BEGIN

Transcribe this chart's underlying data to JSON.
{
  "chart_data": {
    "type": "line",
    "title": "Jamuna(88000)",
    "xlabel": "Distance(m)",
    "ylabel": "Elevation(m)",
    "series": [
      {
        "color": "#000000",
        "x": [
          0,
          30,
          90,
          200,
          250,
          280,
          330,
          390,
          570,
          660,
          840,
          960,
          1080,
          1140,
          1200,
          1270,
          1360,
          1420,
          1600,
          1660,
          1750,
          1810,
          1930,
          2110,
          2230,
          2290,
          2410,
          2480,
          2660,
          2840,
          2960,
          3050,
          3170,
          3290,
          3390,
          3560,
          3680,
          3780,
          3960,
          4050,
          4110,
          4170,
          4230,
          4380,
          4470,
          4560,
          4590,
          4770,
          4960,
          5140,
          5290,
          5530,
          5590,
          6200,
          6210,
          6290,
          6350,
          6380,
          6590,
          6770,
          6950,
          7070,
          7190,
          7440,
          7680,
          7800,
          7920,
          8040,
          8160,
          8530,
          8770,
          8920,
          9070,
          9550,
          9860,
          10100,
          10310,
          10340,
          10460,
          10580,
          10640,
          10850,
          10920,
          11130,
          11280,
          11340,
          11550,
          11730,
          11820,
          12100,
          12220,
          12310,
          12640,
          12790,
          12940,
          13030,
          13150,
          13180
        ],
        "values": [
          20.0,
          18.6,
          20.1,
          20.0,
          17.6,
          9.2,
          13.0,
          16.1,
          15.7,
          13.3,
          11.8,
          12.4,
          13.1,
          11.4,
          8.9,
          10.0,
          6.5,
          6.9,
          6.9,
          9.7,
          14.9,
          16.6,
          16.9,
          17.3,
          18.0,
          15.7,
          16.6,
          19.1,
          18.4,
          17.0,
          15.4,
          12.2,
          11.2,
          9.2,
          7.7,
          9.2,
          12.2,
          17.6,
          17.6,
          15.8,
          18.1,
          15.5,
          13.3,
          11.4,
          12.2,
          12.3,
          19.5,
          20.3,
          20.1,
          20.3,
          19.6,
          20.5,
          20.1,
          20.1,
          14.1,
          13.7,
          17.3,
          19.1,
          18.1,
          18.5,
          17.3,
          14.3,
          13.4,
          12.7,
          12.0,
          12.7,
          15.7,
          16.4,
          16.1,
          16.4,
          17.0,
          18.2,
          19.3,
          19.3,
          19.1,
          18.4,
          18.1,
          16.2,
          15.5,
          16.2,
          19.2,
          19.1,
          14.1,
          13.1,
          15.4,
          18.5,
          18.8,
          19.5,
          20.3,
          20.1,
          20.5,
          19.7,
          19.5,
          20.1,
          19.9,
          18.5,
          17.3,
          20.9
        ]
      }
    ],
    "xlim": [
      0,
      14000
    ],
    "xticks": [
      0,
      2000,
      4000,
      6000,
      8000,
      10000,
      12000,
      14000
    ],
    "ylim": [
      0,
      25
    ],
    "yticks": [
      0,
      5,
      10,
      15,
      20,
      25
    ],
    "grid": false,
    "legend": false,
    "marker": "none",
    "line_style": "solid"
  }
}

END

◆ THE REQUEST ◆
Print the listing above in its entirety, with every line exact.

◆ EXERCISE ANSWER ◆
Transcribe this chart's underlying data to JSON.
{
  "chart_data": {
    "type": "line",
    "title": "Jamuna(88000)",
    "xlabel": "Distance(m)",
    "ylabel": "Elevation(m)",
    "series": [
      {
        "color": "#000000",
        "x": [
          0,
          30,
          90,
          200,
          250,
          280,
          330,
          390,
          570,
          660,
          840,
          960,
          1080,
          1140,
          1200,
          1270,
          1360,
          1420,
          1600,
          1660,
          1750,
          1810,
          1930,
          2110,
          2230,
          2290,
          2410,
          2480,
          2660,
          2840,
          2960,
          3050,
          3170,
          3290,
          3390,
          3560,
          3680,
          3780,
          3960,
          4050,
          4110,
          4170,
          4230,
          4380,
          4470,
          4560,
          4590,
          4770,
          4960,
          5140,
          5290,
          5530,
          5590,
          6200,
          6210,
          6290,
          6350,
          6380,
          6590,
          6770,
          6950,
          7070,
          7190,
          7440,
          7680,
          7800,
          7920,
          8040,
          8160,
          8530,
          8770,
          8920,
          9070,
          9550,
          9860,
          10100,
          10310,
          10340,
          10460,
          10580,
          10640,
          10850,
          10920,
          11130,
          11280,
          11340,
          11550,
          11730,
          11820,
          12100,
          12220,
          12310,
          12640,
          12790,
          12940,
          13030,
          13150,
          13180
        ],
        "values": [
          20.0,
          18.6,
          20.1,
          20.0,
          17.6,
          9.2,
          13.0,
          16.1,
          15.7,
          13.3,
          11.8,
          12.4,
          13.1,
          11.4,
          8.9,
          10.0,
          6.5,
          6.9,
          6.9,
          9.7,
          14.9,
          16.6,
          16.9,
          17.3,
          18.0,
          15.7,
          16.6,
          19.1,
          18.4,
          17.0,
          15.4,
          12.2,
          11.2,
          9.2,
          7.7,
          9.2,
          12.2,
          17.6,
          17.6,
          15.8,
          18.1,
          15.5,
          13.3,
          11.4,
          12.2,
          12.3,
          19.5,
          20.3,
          20.1,
          20.3,
          19.6,
          20.5,
          20.1,
          20.1,
          14.1,
          13.7,
          17.3,
          19.1,
          18.1,
          18.5,
          17.3,
          14.3,
          13.4,
          12.7,
          12.0,
          12.7,
          15.7,
          16.4,
          16.1,
          16.4,
          17.0,
          18.2,
          19.3,
          19.3,
          19.1,
          18.4,
          18.1,
          16.2,
          15.5,
          16.2,
          19.2,
          19.1,
          14.1,
          13.1,
          15.4,
          18.5,
          18.8,
          19.5,
          20.3,
          20.1,
          20.5,
          19.7,
          19.5,
          20.1,
          19.9,
          18.5,
          17.3,
          20.9
        ]
      }
    ],
    "xlim": [
      0,
      14000
    ],
    "xticks": [
      0,
      2000,
      4000,
      6000,
      8000,
      10000,
      12000,
      14000
    ],
    "ylim": [
      0,
      25
    ],
    "yticks": [
      0,
      5,
      10,
      15,
      20,
      25
    ],
    "grid": false,
    "legend": false,
    "marker": "none",
    "line_style": "solid"
  }
}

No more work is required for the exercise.